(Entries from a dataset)
:::
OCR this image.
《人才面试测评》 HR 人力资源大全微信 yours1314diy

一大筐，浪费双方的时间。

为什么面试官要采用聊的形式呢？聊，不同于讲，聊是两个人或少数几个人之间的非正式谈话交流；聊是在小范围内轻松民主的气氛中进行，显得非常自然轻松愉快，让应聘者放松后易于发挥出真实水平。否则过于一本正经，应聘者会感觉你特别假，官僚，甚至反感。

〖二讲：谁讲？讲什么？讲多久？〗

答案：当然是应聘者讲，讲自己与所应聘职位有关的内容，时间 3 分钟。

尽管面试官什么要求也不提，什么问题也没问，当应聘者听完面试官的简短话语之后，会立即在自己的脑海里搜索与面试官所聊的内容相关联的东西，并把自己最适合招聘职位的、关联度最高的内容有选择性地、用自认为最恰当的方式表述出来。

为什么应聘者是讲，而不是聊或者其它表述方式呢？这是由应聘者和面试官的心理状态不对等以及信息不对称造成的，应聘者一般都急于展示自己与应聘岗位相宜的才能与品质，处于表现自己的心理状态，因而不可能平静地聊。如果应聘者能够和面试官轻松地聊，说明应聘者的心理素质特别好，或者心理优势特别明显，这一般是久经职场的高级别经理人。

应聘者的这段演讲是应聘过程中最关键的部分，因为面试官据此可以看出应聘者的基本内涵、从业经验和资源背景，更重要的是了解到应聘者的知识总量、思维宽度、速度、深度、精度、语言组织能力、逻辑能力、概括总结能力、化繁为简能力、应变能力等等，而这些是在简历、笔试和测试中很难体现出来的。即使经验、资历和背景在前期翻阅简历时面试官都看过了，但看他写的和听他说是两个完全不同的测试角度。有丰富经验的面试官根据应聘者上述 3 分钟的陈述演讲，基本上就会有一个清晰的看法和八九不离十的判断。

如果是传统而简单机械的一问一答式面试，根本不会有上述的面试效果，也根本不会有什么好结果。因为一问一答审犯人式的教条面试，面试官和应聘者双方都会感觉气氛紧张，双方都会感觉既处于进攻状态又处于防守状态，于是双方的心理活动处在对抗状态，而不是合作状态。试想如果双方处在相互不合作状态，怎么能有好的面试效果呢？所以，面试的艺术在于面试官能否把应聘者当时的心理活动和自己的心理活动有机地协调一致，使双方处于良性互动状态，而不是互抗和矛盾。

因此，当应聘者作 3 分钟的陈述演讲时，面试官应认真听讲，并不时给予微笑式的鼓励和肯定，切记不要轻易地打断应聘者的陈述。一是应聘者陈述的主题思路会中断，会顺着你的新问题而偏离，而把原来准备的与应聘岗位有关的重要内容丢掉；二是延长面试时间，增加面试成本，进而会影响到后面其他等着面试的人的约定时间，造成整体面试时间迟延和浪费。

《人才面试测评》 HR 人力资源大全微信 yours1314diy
:::
| GOAL |
Show the data once more, exactly as it was written.

| SOLUTION BELOW |
OCR this image.
《人才面试测评》 HR 人力资源大全微信 yours1314diy

一大筐，浪费双方的时间。

为什么面试官要采用聊的形式呢？聊，不同于讲，聊是两个人或少数几个人之间的非正式谈话交流；聊是在小范围内轻松民主的气氛中进行，显得非常自然轻松愉快，让应聘者放松后易于发挥出真实水平。否则过于一本正经，应聘者会感觉你特别假，官僚，甚至反感。

〖二讲：谁讲？讲什么？讲多久？〗

答案：当然是应聘者讲，讲自己与所应聘职位有关的内容，时间 3 分钟。

尽管面试官什么要求也不提，什么问题也没问，当应聘者听完面试官的简短话语之后，会立即在自己的脑海里搜索与面试官所聊的内容相关联的东西，并把自己最适合招聘职位的、关联度最高的内容有选择性地、用自认为最恰当的方式表述出来。

为什么应聘者是讲，而不是聊或者其它表述方式呢？这是由应聘者和面试官的心理状态不对等以及信息不对称造成的，应聘者一般都急于展示自己与应聘岗位相宜的才能与品质，处于表现自己的心理状态，因而不可能平静地聊。如果应聘者能够和面试官轻松地聊，说明应聘者的心理素质特别好，或者心理优势特别明显，这一般是久经职场的高级别经理人。

应聘者的这段演讲是应聘过程中最关键的部分，因为面试官据此可以看出应聘者的基本内涵、从业经验和资源背景，更重要的是了解到应聘者的知识总量、思维宽度、速度、深度、精度、语言组织能力、逻辑能力、概括总结能力、化繁为简能力、应变能力等等，而这些是在简历、笔试和测试中很难体现出来的。即使经验、资历和背景在前期翻阅简历时面试官都看过了，但看他写的和听他说是两个完全不同的测试角度。有丰富经验的面试官根据应聘者上述 3 分钟的陈述演讲，基本上就会有一个清晰的看法和八九不离十的判断。

如果是传统而简单机械的一问一答式面试，根本不会有上述的面试效果，也根本不会有什么好结果。因为一问一答审犯人式的教条面试，面试官和应聘者双方都会感觉气氛紧张，双方都会感觉既处于进攻状态又处于防守状态，于是双方的心理活动处在对抗状态，而不是合作状态。试想如果双方处在相互不合作状态，怎么能有好的面试效果呢？所以，面试的艺术在于面试官能否把应聘者当时的心理活动和自己的心理活动有机地协调一致，使双方处于良性互动状态，而不是互抗和矛盾。

因此，当应聘者作 3 分钟的陈述演讲时，面试官应认真听讲，并不时给予微笑式的鼓励和肯定，切记不要轻易地打断应聘者的陈述。一是应聘者陈述的主题思路会中断，会顺着你的新问题而偏离，而把原来准备的与应聘岗位有关的重要内容丢掉；二是延长面试时间，增加面试成本，进而会影响到后面其他等着面试的人的约定时间，造成整体面试时间迟延和浪费。

《人才面试测评》 HR 人力资源大全微信 yours1314diy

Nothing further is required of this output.